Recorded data

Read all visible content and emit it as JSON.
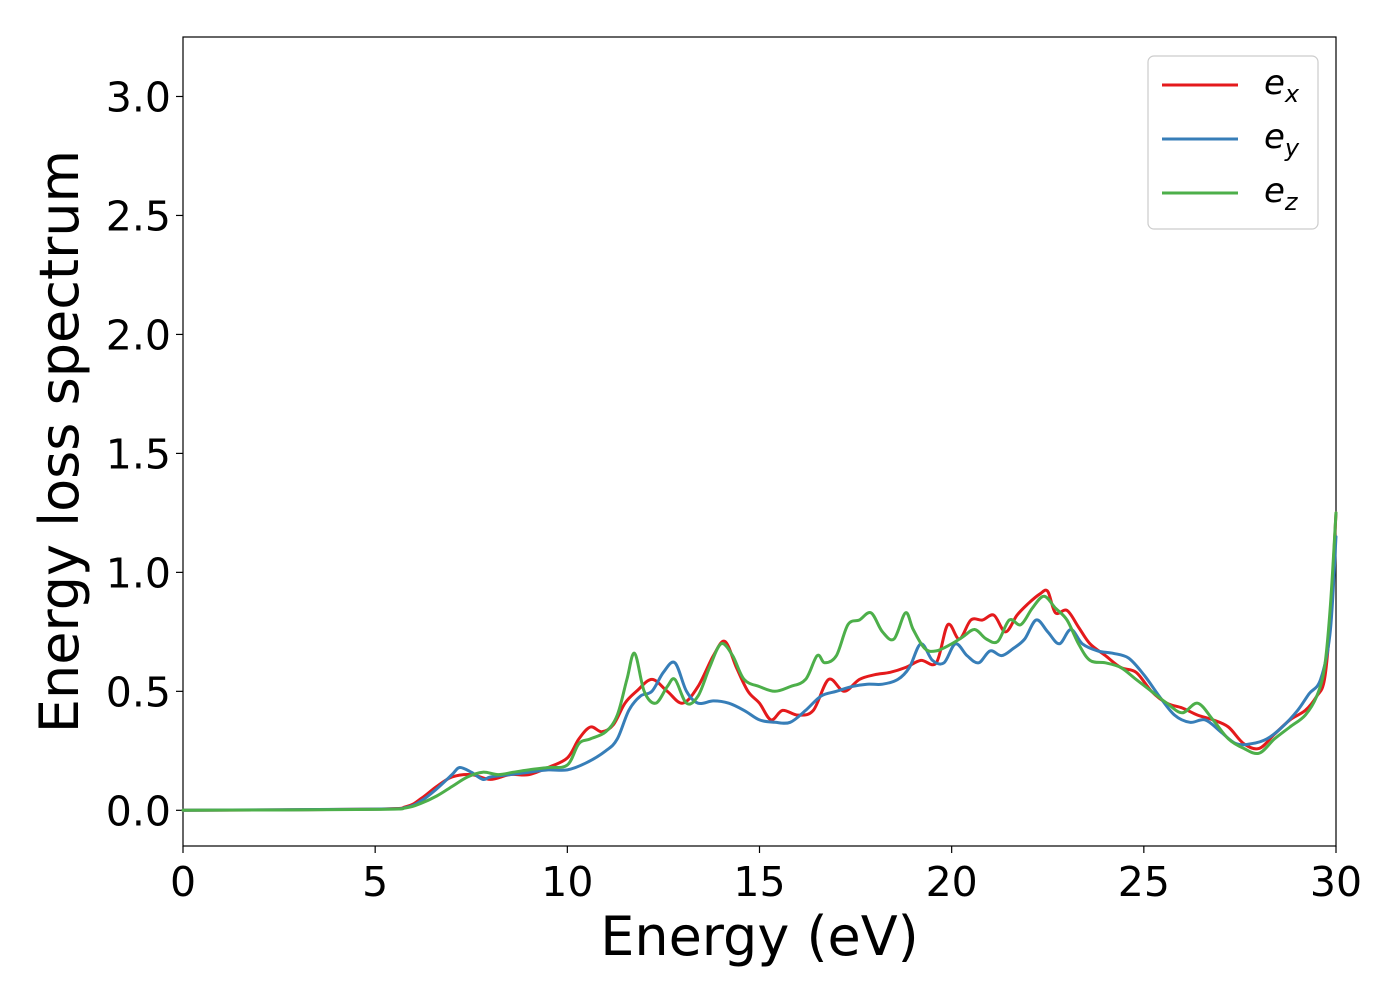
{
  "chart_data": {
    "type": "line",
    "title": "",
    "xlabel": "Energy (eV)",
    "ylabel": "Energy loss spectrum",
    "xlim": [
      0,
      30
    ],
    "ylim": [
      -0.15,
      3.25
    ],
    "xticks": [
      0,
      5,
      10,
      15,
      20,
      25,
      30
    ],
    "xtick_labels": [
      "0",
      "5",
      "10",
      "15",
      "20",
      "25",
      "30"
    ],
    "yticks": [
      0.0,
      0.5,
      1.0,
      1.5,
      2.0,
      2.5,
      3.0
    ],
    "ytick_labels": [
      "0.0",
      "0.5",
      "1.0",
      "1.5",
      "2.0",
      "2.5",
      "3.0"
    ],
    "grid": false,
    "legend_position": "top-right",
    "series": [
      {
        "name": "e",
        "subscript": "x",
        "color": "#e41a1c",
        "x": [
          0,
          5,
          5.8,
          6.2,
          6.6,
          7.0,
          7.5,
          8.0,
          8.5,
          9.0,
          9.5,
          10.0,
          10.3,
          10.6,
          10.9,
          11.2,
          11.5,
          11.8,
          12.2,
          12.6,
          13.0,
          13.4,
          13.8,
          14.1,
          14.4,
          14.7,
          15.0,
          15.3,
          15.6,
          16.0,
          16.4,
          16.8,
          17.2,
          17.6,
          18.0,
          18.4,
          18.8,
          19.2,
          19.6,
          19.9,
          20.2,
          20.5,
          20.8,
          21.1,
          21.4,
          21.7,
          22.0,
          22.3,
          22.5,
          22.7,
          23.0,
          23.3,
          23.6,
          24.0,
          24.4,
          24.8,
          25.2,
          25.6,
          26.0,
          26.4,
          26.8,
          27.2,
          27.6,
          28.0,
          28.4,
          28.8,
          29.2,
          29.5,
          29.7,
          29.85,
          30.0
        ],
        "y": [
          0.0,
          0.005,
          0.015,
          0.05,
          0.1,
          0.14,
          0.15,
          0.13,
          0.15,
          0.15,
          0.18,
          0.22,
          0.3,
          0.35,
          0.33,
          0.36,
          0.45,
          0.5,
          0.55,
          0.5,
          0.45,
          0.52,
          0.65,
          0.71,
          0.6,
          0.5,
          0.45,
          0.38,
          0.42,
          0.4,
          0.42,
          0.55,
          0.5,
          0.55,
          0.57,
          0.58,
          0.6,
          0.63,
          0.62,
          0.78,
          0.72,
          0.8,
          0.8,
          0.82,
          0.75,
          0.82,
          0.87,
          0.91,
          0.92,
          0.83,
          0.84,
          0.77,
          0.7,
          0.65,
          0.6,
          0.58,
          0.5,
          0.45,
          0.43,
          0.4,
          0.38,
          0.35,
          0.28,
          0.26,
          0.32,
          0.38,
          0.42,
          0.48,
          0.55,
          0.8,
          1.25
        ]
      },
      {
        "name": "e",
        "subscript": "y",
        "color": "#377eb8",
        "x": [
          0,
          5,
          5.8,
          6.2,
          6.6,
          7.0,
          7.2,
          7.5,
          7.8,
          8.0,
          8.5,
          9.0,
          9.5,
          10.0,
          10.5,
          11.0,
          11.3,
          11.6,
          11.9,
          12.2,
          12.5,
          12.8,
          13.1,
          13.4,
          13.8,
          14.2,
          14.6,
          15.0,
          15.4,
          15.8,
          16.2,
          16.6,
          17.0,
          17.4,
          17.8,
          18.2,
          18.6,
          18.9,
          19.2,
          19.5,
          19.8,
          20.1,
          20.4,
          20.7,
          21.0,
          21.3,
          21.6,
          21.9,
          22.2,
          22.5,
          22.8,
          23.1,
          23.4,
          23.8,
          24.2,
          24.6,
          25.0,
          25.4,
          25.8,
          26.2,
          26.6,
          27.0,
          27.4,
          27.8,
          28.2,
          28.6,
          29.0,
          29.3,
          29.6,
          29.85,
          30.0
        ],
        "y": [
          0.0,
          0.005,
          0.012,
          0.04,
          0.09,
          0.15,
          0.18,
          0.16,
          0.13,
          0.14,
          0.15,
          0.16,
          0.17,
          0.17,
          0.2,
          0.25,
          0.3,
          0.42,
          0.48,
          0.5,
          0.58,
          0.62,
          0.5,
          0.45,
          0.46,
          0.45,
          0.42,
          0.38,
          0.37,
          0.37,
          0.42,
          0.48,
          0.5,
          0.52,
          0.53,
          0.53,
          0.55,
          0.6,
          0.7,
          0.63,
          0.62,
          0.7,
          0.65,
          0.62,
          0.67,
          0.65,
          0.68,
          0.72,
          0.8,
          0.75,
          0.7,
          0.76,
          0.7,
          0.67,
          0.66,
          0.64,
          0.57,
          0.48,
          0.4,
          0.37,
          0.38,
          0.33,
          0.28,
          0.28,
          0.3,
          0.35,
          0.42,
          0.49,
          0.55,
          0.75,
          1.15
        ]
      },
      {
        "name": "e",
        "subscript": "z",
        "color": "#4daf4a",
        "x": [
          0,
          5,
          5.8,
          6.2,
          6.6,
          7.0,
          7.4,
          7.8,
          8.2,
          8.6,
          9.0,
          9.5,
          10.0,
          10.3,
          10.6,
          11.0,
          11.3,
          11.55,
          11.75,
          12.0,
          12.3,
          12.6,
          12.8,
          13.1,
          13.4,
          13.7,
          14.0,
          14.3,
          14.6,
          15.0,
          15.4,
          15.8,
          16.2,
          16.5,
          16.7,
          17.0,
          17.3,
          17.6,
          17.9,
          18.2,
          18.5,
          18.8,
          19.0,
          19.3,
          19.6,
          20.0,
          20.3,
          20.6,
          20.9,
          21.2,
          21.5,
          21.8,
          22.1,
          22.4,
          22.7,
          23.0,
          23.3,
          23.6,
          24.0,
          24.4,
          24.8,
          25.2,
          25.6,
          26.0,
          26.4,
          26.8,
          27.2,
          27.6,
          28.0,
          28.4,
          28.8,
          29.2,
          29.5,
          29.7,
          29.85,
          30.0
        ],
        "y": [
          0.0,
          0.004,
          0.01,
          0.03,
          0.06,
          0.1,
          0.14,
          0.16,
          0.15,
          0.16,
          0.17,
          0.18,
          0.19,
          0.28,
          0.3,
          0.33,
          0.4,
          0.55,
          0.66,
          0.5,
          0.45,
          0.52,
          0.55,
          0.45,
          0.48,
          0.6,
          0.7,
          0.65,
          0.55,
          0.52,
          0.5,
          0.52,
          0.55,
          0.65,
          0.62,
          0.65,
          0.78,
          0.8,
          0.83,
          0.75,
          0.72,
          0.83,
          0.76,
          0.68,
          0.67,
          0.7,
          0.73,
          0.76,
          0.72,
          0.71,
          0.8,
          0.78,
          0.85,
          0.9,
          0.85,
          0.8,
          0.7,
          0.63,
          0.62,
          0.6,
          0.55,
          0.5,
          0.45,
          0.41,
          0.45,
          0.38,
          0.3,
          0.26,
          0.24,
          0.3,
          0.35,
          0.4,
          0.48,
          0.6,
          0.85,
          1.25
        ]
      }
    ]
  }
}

> [Aim] Reproduce every line precisely as given, omitting all pictures.

> [Output for this exercise]
Read all visible content and emit it as JSON.
{
  "chart_data": {
    "type": "line",
    "title": "",
    "xlabel": "Energy (eV)",
    "ylabel": "Energy loss spectrum",
    "xlim": [
      0,
      30
    ],
    "ylim": [
      -0.15,
      3.25
    ],
    "xticks": [
      0,
      5,
      10,
      15,
      20,
      25,
      30
    ],
    "xtick_labels": [
      "0",
      "5",
      "10",
      "15",
      "20",
      "25",
      "30"
    ],
    "yticks": [
      0.0,
      0.5,
      1.0,
      1.5,
      2.0,
      2.5,
      3.0
    ],
    "ytick_labels": [
      "0.0",
      "0.5",
      "1.0",
      "1.5",
      "2.0",
      "2.5",
      "3.0"
    ],
    "grid": false,
    "legend_position": "top-right",
    "series": [
      {
        "name": "e",
        "subscript": "x",
        "color": "#e41a1c",
        "x": [
          0,
          5,
          5.8,
          6.2,
          6.6,
          7.0,
          7.5,
          8.0,
          8.5,
          9.0,
          9.5,
          10.0,
          10.3,
          10.6,
          10.9,
          11.2,
          11.5,
          11.8,
          12.2,
          12.6,
          13.0,
          13.4,
          13.8,
          14.1,
          14.4,
          14.7,
          15.0,
          15.3,
          15.6,
          16.0,
          16.4,
          16.8,
          17.2,
          17.6,
          18.0,
          18.4,
          18.8,
          19.2,
          19.6,
          19.9,
          20.2,
          20.5,
          20.8,
          21.1,
          21.4,
          21.7,
          22.0,
          22.3,
          22.5,
          22.7,
          23.0,
          23.3,
          23.6,
          24.0,
          24.4,
          24.8,
          25.2,
          25.6,
          26.0,
          26.4,
          26.8,
          27.2,
          27.6,
          28.0,
          28.4,
          28.8,
          29.2,
          29.5,
          29.7,
          29.85,
          30.0
        ],
        "y": [
          0.0,
          0.005,
          0.015,
          0.05,
          0.1,
          0.14,
          0.15,
          0.13,
          0.15,
          0.15,
          0.18,
          0.22,
          0.3,
          0.35,
          0.33,
          0.36,
          0.45,
          0.5,
          0.55,
          0.5,
          0.45,
          0.52,
          0.65,
          0.71,
          0.6,
          0.5,
          0.45,
          0.38,
          0.42,
          0.4,
          0.42,
          0.55,
          0.5,
          0.55,
          0.57,
          0.58,
          0.6,
          0.63,
          0.62,
          0.78,
          0.72,
          0.8,
          0.8,
          0.82,
          0.75,
          0.82,
          0.87,
          0.91,
          0.92,
          0.83,
          0.84,
          0.77,
          0.7,
          0.65,
          0.6,
          0.58,
          0.5,
          0.45,
          0.43,
          0.4,
          0.38,
          0.35,
          0.28,
          0.26,
          0.32,
          0.38,
          0.42,
          0.48,
          0.55,
          0.8,
          1.25
        ]
      },
      {
        "name": "e",
        "subscript": "y",
        "color": "#377eb8",
        "x": [
          0,
          5,
          5.8,
          6.2,
          6.6,
          7.0,
          7.2,
          7.5,
          7.8,
          8.0,
          8.5,
          9.0,
          9.5,
          10.0,
          10.5,
          11.0,
          11.3,
          11.6,
          11.9,
          12.2,
          12.5,
          12.8,
          13.1,
          13.4,
          13.8,
          14.2,
          14.6,
          15.0,
          15.4,
          15.8,
          16.2,
          16.6,
          17.0,
          17.4,
          17.8,
          18.2,
          18.6,
          18.9,
          19.2,
          19.5,
          19.8,
          20.1,
          20.4,
          20.7,
          21.0,
          21.3,
          21.6,
          21.9,
          22.2,
          22.5,
          22.8,
          23.1,
          23.4,
          23.8,
          24.2,
          24.6,
          25.0,
          25.4,
          25.8,
          26.2,
          26.6,
          27.0,
          27.4,
          27.8,
          28.2,
          28.6,
          29.0,
          29.3,
          29.6,
          29.85,
          30.0
        ],
        "y": [
          0.0,
          0.005,
          0.012,
          0.04,
          0.09,
          0.15,
          0.18,
          0.16,
          0.13,
          0.14,
          0.15,
          0.16,
          0.17,
          0.17,
          0.2,
          0.25,
          0.3,
          0.42,
          0.48,
          0.5,
          0.58,
          0.62,
          0.5,
          0.45,
          0.46,
          0.45,
          0.42,
          0.38,
          0.37,
          0.37,
          0.42,
          0.48,
          0.5,
          0.52,
          0.53,
          0.53,
          0.55,
          0.6,
          0.7,
          0.63,
          0.62,
          0.7,
          0.65,
          0.62,
          0.67,
          0.65,
          0.68,
          0.72,
          0.8,
          0.75,
          0.7,
          0.76,
          0.7,
          0.67,
          0.66,
          0.64,
          0.57,
          0.48,
          0.4,
          0.37,
          0.38,
          0.33,
          0.28,
          0.28,
          0.3,
          0.35,
          0.42,
          0.49,
          0.55,
          0.75,
          1.15
        ]
      },
      {
        "name": "e",
        "subscript": "z",
        "color": "#4daf4a",
        "x": [
          0,
          5,
          5.8,
          6.2,
          6.6,
          7.0,
          7.4,
          7.8,
          8.2,
          8.6,
          9.0,
          9.5,
          10.0,
          10.3,
          10.6,
          11.0,
          11.3,
          11.55,
          11.75,
          12.0,
          12.3,
          12.6,
          12.8,
          13.1,
          13.4,
          13.7,
          14.0,
          14.3,
          14.6,
          15.0,
          15.4,
          15.8,
          16.2,
          16.5,
          16.7,
          17.0,
          17.3,
          17.6,
          17.9,
          18.2,
          18.5,
          18.8,
          19.0,
          19.3,
          19.6,
          20.0,
          20.3,
          20.6,
          20.9,
          21.2,
          21.5,
          21.8,
          22.1,
          22.4,
          22.7,
          23.0,
          23.3,
          23.6,
          24.0,
          24.4,
          24.8,
          25.2,
          25.6,
          26.0,
          26.4,
          26.8,
          27.2,
          27.6,
          28.0,
          28.4,
          28.8,
          29.2,
          29.5,
          29.7,
          29.85,
          30.0
        ],
        "y": [
          0.0,
          0.004,
          0.01,
          0.03,
          0.06,
          0.1,
          0.14,
          0.16,
          0.15,
          0.16,
          0.17,
          0.18,
          0.19,
          0.28,
          0.3,
          0.33,
          0.4,
          0.55,
          0.66,
          0.5,
          0.45,
          0.52,
          0.55,
          0.45,
          0.48,
          0.6,
          0.7,
          0.65,
          0.55,
          0.52,
          0.5,
          0.52,
          0.55,
          0.65,
          0.62,
          0.65,
          0.78,
          0.8,
          0.83,
          0.75,
          0.72,
          0.83,
          0.76,
          0.68,
          0.67,
          0.7,
          0.73,
          0.76,
          0.72,
          0.71,
          0.8,
          0.78,
          0.85,
          0.9,
          0.85,
          0.8,
          0.7,
          0.63,
          0.62,
          0.6,
          0.55,
          0.5,
          0.45,
          0.41,
          0.45,
          0.38,
          0.3,
          0.26,
          0.24,
          0.3,
          0.35,
          0.4,
          0.48,
          0.6,
          0.85,
          1.25
        ]
      }
    ]
  }
}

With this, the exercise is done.